[Task details] Find all lines in the listing that include the word "boiled", then copy them.

[Data supplied]
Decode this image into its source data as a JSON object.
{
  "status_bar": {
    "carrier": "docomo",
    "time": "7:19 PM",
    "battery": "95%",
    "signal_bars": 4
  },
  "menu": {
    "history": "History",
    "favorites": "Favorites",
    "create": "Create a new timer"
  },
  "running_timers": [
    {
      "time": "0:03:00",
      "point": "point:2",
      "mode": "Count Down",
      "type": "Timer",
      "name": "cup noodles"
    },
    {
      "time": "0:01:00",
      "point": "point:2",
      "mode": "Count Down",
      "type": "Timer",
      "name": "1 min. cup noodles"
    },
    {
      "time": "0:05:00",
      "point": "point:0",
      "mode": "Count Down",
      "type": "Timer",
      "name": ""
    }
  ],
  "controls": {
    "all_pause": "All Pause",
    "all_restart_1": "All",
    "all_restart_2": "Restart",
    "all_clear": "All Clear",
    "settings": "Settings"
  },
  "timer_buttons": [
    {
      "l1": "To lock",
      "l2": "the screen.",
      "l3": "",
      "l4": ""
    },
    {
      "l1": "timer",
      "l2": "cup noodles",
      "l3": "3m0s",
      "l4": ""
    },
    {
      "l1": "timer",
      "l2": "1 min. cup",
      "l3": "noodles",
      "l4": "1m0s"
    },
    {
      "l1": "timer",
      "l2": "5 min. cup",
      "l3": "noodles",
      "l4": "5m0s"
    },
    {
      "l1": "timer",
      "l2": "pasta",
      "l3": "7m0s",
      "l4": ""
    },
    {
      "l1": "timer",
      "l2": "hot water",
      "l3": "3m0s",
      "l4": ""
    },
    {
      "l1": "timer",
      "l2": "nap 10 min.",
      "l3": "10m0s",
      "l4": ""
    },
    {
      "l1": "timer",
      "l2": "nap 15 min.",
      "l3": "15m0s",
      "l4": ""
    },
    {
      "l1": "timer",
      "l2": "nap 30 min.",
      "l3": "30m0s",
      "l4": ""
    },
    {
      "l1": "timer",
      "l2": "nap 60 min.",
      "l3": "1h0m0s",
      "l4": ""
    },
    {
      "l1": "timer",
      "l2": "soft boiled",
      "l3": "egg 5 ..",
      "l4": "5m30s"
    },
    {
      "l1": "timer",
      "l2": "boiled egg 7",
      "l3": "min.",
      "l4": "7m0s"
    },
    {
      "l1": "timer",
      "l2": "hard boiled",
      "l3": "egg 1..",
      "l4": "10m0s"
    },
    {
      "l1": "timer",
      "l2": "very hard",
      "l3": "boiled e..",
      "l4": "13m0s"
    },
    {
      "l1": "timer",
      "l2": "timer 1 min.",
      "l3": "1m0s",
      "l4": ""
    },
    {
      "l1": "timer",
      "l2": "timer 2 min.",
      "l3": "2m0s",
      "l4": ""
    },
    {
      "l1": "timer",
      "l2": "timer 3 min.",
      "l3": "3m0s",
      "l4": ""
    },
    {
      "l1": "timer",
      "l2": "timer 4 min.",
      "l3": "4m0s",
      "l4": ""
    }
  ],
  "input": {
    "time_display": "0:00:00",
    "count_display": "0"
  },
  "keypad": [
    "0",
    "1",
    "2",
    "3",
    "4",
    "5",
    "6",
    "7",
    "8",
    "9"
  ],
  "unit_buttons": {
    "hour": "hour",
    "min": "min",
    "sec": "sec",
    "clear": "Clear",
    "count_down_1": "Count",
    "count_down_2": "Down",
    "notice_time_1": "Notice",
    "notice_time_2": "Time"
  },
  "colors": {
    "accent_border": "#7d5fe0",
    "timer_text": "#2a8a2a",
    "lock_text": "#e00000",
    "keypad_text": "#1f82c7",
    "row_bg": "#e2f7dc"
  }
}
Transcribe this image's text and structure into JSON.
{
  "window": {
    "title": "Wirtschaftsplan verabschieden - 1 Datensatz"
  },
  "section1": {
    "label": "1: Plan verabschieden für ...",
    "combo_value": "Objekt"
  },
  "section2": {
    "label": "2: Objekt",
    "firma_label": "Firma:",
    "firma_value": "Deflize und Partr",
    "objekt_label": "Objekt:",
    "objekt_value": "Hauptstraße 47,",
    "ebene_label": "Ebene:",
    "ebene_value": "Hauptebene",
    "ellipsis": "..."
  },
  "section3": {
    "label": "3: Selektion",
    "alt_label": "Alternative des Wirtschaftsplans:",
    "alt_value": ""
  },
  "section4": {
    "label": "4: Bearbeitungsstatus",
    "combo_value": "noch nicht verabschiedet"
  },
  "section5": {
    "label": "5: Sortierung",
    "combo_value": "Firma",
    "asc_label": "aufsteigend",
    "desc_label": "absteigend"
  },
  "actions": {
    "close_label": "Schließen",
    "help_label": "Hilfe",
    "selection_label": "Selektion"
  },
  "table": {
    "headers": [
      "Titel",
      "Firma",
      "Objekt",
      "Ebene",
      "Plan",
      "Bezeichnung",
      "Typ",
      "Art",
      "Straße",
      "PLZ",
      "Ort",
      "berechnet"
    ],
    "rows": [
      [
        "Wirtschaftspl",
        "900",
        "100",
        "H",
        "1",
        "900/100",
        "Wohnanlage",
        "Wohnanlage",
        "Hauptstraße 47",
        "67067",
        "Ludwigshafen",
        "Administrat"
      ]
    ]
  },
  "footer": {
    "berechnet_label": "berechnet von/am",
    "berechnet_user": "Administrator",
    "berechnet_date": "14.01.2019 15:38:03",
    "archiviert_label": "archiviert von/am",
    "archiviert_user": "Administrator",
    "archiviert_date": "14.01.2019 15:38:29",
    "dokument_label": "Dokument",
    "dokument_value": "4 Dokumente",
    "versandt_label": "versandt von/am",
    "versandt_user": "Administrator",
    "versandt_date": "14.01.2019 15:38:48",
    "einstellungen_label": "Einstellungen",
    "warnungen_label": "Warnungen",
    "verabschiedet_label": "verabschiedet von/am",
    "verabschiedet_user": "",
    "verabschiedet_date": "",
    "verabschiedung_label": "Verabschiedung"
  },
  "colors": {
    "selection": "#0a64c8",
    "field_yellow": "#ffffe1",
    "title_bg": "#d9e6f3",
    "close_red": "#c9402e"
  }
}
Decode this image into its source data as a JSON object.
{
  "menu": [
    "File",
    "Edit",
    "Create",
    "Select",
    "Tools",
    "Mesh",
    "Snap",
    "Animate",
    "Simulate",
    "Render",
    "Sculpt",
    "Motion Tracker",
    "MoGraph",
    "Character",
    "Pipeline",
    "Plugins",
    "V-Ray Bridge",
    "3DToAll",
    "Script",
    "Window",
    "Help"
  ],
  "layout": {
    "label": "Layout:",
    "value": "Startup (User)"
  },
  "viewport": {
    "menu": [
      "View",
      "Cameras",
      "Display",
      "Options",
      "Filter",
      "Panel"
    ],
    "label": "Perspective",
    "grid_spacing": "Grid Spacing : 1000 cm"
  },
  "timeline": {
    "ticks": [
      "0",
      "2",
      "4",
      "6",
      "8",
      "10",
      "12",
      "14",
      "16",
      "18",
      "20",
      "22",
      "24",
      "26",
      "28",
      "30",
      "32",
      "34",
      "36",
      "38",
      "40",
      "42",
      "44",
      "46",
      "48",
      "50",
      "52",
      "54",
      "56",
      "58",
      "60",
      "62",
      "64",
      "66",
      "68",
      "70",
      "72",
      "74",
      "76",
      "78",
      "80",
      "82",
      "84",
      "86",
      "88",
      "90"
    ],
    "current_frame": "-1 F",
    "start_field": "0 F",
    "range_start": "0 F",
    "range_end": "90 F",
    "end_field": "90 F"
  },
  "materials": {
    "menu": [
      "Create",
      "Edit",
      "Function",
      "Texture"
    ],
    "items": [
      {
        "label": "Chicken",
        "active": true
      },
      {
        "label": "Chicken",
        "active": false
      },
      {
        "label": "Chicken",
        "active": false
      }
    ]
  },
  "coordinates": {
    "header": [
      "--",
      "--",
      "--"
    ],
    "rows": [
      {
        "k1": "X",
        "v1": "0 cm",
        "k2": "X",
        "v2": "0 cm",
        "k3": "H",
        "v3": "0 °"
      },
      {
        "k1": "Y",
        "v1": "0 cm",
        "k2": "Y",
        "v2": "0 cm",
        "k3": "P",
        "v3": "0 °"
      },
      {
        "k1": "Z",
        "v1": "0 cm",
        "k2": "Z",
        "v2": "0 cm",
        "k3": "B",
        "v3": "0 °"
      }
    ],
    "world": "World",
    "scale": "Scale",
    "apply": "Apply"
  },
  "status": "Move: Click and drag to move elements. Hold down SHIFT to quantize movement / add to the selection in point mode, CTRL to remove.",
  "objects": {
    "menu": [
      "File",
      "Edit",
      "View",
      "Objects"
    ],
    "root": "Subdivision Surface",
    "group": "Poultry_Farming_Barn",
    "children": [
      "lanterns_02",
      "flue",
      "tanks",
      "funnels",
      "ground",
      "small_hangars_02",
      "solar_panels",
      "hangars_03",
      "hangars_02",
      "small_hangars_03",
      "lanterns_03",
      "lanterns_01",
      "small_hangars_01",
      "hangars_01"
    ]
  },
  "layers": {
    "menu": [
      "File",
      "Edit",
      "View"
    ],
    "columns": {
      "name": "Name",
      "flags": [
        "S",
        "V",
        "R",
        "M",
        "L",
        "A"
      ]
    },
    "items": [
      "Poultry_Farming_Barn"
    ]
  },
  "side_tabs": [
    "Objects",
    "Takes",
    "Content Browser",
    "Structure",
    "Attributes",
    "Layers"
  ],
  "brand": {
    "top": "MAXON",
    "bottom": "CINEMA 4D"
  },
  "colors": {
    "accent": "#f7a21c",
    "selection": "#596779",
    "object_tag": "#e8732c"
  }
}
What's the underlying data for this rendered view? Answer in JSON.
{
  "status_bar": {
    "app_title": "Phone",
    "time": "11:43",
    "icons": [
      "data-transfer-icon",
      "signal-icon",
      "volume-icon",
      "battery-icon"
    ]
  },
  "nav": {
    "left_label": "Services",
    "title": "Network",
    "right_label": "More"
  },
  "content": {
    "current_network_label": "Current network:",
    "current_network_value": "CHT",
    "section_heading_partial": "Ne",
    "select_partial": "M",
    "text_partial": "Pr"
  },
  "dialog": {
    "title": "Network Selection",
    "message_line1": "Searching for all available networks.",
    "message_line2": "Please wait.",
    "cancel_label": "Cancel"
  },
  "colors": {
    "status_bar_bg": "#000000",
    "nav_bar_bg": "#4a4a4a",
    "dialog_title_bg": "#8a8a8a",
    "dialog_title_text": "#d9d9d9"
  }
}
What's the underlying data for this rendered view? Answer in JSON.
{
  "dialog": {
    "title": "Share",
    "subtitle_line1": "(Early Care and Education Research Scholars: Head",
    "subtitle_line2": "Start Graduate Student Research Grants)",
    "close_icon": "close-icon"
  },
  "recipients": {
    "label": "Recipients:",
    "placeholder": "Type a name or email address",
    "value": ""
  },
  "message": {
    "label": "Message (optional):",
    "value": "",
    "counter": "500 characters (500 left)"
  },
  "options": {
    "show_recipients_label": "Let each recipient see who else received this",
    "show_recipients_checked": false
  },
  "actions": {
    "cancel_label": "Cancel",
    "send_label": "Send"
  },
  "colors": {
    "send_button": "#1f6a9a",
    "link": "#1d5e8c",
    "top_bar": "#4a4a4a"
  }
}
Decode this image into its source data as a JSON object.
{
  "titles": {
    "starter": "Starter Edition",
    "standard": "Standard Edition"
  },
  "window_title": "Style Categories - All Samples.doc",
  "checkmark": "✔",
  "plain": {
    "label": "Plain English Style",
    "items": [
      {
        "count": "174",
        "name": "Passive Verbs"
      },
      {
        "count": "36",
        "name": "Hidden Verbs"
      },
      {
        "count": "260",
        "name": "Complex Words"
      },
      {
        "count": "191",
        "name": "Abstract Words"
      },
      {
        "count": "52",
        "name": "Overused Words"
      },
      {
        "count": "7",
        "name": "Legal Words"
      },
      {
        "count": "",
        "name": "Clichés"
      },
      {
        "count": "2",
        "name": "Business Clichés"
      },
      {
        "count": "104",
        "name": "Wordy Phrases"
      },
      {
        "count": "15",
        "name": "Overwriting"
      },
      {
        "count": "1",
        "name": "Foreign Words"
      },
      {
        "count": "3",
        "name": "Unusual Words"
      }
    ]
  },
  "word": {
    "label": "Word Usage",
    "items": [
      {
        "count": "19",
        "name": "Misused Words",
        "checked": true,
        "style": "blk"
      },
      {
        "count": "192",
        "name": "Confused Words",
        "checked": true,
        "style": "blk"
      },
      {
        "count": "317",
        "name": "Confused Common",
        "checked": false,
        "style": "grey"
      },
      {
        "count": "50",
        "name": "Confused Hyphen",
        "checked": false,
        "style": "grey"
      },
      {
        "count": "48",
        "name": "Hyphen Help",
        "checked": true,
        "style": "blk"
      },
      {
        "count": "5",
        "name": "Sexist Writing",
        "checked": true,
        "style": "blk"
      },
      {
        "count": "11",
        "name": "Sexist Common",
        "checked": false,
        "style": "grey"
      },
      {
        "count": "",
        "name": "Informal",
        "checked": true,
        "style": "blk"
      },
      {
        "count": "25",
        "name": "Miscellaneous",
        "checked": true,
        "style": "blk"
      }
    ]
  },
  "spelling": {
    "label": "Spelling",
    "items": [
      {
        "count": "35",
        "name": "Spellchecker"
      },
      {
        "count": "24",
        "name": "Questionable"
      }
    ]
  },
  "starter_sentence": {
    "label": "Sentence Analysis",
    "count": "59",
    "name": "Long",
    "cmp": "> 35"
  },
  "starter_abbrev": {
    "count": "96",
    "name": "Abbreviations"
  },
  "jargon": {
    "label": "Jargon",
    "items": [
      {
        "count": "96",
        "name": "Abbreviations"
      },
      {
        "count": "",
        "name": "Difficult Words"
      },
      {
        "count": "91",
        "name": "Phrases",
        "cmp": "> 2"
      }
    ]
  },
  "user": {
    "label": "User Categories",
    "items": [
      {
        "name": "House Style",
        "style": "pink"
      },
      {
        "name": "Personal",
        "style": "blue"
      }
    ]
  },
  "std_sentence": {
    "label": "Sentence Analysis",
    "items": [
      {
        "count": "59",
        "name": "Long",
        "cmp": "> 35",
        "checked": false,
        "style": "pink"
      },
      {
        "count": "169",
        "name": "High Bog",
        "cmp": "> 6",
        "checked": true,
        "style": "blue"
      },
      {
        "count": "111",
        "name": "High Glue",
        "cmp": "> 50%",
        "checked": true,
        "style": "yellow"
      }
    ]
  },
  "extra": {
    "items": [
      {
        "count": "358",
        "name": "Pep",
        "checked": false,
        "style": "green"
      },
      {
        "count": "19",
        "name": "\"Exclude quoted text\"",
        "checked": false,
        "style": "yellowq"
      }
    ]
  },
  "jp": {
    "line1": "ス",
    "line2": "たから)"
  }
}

[Expected answer]
      "l2": "soft boiled",
      "l2": "boiled egg 7",
      "l2": "hard boiled",
      "l3": "boiled e..",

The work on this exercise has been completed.